[start PROVIDED RECORDS]

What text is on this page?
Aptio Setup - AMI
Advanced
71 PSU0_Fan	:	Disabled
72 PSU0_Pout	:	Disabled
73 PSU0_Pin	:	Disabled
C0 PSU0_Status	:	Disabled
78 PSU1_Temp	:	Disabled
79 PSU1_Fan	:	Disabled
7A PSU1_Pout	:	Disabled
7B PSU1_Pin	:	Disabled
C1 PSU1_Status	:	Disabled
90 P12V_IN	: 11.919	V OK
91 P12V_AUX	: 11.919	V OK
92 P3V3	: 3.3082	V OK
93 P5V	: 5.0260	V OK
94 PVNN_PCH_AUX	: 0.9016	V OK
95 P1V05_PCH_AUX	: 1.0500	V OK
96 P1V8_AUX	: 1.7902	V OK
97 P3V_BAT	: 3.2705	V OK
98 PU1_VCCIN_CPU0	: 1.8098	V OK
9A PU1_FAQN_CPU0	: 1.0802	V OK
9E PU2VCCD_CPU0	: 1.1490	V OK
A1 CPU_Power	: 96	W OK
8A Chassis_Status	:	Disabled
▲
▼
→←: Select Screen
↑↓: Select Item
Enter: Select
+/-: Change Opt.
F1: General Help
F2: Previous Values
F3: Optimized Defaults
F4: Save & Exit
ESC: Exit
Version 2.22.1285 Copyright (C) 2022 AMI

[end PROVIDED RECORDS]

Restate each record exactly as written.

What text is on this page?
Aptio Setup - AMI
Advanced
71 PSU0_Fan	:	Disabled
72 PSU0_Pout	:	Disabled
73 PSU0_Pin	:	Disabled
C0 PSU0_Status	:	Disabled
78 PSU1_Temp	:	Disabled
79 PSU1_Fan	:	Disabled
7A PSU1_Pout	:	Disabled
7B PSU1_Pin	:	Disabled
C1 PSU1_Status	:	Disabled
90 P12V_IN	: 11.919	V OK
91 P12V_AUX	: 11.919	V OK
92 P3V3	: 3.3082	V OK
93 P5V	: 5.0260	V OK
94 PVNN_PCH_AUX	: 0.9016	V OK
95 P1V05_PCH_AUX	: 1.0500	V OK
96 P1V8_AUX	: 1.7902	V OK
97 P3V_BAT	: 3.2705	V OK
98 PU1_VCCIN_CPU0	: 1.8098	V OK
9A PU1_FAQN_CPU0	: 1.0802	V OK
9E PU2VCCD_CPU0	: 1.1490	V OK
A1 CPU_Power	: 96	W OK
8A Chassis_Status	:	Disabled
▲
▼
→←: Select Screen
↑↓: Select Item
Enter: Select
+/-: Change Opt.
F1: General Help
F2: Previous Values
F3: Optimized Defaults
F4: Save & Exit
ESC: Exit
Version 2.22.1285 Copyright (C) 2022 AMI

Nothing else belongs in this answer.